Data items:
=====

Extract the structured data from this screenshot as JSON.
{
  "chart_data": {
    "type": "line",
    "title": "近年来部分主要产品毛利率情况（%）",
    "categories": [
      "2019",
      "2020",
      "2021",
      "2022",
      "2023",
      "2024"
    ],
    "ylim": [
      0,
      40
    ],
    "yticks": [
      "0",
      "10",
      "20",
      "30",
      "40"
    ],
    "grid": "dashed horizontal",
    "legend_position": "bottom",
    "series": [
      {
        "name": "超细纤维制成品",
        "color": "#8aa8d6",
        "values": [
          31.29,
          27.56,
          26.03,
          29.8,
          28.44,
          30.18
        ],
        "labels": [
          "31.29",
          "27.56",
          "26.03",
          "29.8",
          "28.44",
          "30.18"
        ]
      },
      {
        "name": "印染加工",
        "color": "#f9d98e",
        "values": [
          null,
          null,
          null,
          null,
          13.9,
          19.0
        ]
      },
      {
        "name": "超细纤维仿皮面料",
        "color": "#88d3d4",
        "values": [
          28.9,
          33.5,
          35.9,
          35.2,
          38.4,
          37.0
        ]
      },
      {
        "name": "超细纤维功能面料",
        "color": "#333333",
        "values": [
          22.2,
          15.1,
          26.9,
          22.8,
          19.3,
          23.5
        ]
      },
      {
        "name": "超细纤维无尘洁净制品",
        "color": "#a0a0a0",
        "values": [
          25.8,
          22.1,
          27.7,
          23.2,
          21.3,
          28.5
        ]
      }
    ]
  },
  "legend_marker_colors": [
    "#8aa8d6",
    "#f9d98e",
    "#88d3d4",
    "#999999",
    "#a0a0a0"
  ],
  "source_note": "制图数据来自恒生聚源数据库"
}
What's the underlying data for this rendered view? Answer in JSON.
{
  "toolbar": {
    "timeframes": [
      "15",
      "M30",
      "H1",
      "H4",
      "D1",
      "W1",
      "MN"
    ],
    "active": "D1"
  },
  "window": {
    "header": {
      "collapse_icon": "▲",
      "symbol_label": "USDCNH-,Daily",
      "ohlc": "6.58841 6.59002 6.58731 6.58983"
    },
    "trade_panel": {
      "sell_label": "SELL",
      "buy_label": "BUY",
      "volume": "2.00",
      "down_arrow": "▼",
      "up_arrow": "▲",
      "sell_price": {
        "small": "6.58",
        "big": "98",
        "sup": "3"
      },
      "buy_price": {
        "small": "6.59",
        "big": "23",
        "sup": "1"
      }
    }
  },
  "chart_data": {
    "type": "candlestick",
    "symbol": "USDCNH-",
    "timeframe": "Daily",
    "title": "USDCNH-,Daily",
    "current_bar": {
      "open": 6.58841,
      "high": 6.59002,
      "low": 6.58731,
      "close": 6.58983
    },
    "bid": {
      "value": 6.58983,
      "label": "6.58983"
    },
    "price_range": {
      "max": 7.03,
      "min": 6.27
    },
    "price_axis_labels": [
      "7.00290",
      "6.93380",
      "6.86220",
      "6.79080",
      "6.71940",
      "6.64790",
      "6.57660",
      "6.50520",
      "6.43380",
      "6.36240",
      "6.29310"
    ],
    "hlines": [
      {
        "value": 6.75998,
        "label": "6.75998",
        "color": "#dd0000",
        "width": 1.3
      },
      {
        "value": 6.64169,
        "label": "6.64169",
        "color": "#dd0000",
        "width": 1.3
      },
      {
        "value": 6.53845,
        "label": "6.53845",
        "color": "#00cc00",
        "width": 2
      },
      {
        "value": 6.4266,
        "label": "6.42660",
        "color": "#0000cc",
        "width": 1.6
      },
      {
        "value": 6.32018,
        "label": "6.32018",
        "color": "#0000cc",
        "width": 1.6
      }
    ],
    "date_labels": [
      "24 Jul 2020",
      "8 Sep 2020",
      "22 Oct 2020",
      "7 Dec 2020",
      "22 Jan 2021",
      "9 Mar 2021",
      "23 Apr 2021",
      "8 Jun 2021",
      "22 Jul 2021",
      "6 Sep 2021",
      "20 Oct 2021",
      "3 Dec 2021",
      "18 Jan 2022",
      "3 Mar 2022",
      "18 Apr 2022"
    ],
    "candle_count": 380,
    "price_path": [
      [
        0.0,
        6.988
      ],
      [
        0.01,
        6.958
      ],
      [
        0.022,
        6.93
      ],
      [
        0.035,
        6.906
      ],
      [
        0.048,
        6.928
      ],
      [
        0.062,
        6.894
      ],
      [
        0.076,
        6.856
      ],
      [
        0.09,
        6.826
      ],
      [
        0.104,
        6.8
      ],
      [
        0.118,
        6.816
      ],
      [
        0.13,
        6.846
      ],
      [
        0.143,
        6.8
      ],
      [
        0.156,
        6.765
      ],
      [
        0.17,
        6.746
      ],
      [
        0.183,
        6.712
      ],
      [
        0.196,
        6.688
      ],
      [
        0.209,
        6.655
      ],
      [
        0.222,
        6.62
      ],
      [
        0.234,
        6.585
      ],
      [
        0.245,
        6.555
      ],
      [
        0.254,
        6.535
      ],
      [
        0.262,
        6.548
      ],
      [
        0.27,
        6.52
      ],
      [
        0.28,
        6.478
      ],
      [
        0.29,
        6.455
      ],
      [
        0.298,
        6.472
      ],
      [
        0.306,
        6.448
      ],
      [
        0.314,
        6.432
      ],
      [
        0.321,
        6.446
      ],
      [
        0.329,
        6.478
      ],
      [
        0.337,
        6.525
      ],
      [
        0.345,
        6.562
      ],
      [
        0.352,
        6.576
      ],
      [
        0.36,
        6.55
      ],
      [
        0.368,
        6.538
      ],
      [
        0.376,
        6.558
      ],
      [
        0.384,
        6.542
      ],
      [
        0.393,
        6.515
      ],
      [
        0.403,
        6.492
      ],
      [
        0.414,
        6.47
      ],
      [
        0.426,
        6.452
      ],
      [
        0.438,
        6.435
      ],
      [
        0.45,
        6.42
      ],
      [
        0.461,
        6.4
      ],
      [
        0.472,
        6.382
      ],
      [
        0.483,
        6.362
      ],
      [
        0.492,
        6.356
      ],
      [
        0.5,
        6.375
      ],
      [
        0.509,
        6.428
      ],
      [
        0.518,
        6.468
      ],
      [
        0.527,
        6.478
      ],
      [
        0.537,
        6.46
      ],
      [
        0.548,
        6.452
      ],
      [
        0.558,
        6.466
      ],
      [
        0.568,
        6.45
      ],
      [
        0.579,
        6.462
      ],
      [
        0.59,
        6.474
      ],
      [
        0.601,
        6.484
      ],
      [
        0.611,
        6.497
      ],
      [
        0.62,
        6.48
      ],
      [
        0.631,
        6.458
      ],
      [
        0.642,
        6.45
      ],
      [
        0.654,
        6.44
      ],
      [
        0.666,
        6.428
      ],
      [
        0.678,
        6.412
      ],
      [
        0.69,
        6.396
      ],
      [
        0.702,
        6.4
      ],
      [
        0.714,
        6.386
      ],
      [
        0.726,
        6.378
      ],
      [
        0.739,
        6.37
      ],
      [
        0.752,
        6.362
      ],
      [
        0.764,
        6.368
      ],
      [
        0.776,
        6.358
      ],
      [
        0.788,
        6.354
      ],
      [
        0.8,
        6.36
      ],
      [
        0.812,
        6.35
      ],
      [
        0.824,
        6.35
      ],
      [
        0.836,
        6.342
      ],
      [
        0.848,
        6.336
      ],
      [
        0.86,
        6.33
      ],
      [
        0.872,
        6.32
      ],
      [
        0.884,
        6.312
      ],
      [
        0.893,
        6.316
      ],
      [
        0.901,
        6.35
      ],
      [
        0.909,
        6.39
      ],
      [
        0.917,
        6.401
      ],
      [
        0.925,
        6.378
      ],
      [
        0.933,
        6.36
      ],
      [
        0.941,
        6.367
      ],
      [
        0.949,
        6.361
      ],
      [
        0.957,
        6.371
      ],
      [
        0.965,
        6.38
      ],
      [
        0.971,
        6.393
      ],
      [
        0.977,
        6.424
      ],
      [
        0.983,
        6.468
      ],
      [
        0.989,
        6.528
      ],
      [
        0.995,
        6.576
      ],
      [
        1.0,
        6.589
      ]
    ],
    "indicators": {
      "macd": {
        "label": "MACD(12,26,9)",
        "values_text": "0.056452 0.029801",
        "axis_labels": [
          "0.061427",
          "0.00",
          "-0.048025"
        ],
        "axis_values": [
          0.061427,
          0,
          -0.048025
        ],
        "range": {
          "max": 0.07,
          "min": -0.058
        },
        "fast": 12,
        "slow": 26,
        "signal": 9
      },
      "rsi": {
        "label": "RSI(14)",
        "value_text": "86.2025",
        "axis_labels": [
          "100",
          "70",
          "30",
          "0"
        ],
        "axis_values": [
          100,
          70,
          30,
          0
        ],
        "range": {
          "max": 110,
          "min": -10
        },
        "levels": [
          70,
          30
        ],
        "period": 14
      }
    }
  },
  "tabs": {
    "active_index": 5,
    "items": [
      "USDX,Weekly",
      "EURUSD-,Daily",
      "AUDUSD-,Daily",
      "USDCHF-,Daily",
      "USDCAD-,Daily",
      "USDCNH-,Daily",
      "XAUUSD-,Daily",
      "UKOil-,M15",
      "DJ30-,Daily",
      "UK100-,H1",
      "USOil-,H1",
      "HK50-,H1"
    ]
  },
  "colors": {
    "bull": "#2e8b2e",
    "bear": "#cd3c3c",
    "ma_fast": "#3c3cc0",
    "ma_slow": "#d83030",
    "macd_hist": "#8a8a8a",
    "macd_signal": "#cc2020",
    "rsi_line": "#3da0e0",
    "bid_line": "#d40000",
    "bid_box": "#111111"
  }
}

=====

- **Direction**: Show the lines from the data above that contain the string "USDCNH".

- **Answer to this task**:
      "symbol_label": "USDCNH-,Daily",
    "symbol": "USDCNH-",
    "title": "USDCNH-,Daily",
      "USDCNH-,Daily",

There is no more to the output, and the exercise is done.